>> Start EXTRACTED ENTRIES

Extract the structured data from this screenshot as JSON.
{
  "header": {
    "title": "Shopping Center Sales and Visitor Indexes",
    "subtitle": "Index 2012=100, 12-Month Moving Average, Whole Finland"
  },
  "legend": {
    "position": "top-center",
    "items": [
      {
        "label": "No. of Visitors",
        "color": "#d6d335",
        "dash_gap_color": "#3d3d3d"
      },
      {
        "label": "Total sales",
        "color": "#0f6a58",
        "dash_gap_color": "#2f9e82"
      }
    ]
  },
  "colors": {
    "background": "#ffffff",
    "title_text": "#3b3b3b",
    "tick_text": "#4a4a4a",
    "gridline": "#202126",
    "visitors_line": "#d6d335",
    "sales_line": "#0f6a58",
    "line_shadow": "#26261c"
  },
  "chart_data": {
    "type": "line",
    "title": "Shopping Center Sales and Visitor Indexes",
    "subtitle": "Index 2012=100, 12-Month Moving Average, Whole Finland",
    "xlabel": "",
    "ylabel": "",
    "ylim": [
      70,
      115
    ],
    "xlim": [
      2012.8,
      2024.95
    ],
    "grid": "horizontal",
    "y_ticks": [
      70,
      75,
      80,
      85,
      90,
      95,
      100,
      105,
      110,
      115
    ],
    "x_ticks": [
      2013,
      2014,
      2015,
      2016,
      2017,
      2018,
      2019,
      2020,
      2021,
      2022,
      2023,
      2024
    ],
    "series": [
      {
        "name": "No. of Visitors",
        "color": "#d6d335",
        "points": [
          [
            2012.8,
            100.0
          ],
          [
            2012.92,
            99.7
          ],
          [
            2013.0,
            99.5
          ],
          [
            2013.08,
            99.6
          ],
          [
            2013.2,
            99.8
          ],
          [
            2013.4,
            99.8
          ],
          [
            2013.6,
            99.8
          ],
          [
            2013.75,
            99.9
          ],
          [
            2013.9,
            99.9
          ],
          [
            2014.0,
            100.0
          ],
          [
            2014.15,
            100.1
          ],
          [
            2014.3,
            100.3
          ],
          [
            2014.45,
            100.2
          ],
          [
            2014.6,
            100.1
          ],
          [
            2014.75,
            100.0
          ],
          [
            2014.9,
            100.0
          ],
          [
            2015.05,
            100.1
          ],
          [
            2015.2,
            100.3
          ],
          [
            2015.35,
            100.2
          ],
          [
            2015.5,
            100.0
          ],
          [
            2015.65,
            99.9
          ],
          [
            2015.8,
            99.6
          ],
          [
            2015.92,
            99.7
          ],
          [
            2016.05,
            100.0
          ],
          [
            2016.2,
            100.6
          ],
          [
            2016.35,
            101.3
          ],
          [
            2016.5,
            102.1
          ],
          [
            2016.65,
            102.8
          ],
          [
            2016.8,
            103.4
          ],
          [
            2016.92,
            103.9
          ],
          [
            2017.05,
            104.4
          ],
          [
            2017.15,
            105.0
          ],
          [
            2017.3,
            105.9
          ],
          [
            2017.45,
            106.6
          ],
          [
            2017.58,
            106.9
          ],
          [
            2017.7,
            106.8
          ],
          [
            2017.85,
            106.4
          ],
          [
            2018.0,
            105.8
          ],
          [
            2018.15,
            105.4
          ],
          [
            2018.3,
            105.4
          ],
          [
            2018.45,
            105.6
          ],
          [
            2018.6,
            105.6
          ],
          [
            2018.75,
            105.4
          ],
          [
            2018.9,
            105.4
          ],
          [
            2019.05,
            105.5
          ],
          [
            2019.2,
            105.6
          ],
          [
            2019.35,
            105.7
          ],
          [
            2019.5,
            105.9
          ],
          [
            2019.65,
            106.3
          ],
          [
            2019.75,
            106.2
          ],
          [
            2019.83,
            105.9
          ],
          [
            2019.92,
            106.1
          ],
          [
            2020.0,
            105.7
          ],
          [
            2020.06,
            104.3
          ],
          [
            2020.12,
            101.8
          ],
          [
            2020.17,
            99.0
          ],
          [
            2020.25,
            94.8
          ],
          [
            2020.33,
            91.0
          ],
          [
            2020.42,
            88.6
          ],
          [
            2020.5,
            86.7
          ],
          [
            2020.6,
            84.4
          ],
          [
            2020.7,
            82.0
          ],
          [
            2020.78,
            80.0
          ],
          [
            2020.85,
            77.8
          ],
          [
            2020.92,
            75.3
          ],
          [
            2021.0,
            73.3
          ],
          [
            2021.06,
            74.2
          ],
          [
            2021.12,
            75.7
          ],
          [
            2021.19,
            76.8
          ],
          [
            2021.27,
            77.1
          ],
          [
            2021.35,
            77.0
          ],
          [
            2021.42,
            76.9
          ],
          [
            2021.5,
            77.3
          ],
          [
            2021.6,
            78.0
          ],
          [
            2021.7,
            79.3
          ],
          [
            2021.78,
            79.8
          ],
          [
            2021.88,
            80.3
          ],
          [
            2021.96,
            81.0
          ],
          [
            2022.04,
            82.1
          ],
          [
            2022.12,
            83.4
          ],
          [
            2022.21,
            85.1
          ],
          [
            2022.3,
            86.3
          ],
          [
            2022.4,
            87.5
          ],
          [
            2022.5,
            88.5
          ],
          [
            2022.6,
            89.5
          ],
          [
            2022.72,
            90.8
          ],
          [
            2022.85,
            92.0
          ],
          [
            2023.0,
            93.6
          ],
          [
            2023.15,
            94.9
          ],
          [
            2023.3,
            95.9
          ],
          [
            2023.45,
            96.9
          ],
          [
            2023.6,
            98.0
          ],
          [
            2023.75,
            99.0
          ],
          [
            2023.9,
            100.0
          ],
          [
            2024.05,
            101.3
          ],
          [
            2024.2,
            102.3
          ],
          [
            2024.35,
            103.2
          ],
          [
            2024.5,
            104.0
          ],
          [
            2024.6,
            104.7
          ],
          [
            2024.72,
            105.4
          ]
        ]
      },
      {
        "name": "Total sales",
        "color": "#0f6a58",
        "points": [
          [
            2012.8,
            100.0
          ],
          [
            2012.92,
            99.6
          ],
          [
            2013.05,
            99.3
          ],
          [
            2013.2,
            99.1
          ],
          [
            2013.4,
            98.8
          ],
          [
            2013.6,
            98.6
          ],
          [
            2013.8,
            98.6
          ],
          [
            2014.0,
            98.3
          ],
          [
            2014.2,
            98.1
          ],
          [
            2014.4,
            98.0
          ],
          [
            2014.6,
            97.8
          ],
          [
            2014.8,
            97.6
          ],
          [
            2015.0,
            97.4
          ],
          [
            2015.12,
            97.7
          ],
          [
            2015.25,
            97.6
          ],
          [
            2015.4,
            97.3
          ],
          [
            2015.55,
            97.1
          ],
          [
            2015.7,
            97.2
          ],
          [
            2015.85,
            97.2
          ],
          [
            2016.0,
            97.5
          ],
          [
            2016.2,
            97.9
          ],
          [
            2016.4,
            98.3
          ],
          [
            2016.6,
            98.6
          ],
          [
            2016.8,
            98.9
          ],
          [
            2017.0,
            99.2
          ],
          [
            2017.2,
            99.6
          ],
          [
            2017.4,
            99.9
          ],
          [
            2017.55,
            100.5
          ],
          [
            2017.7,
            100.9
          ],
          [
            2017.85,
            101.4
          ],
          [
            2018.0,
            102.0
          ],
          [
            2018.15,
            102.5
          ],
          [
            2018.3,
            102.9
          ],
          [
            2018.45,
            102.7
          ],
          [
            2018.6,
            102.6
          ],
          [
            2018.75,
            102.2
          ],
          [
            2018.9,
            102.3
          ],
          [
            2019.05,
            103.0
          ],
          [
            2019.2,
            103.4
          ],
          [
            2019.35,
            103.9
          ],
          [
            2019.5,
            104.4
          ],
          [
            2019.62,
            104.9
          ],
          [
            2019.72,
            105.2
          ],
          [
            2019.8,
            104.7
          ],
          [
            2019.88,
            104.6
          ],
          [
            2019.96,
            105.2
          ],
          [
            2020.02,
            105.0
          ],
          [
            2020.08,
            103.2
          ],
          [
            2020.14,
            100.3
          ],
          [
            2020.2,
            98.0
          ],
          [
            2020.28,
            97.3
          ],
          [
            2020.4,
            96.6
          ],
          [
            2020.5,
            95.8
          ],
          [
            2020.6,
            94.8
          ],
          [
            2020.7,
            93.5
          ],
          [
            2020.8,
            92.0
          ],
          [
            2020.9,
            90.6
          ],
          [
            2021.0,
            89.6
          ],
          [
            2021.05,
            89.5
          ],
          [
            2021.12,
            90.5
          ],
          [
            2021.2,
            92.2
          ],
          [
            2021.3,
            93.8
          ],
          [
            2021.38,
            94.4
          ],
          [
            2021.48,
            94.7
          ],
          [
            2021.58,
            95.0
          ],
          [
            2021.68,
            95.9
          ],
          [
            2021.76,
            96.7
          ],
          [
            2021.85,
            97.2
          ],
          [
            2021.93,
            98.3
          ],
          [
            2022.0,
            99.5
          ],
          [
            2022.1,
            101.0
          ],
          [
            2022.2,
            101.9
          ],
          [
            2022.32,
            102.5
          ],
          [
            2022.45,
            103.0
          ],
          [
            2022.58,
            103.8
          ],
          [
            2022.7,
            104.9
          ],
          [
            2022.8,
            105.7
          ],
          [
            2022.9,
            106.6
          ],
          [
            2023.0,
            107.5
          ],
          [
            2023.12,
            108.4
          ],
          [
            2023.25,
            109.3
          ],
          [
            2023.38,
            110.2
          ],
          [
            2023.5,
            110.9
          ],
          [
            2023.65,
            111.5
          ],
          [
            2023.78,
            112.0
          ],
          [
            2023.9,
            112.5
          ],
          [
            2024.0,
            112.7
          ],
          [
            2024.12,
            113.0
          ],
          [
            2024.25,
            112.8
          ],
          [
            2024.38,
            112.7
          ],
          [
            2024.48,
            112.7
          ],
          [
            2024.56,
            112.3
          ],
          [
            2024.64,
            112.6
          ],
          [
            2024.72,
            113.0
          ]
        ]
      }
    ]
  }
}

>> End EXTRACTED ENTRIES

| GOAL OF THE EXERCISE |
Copy every line above in which the string "subtitle" shows up.

| SOLUTION |
    "subtitle": "Index 2012=100, 12-Month Moving Average, Whole Finland"
    "subtitle": "Index 2012=100, 12-Month Moving Average, Whole Finland",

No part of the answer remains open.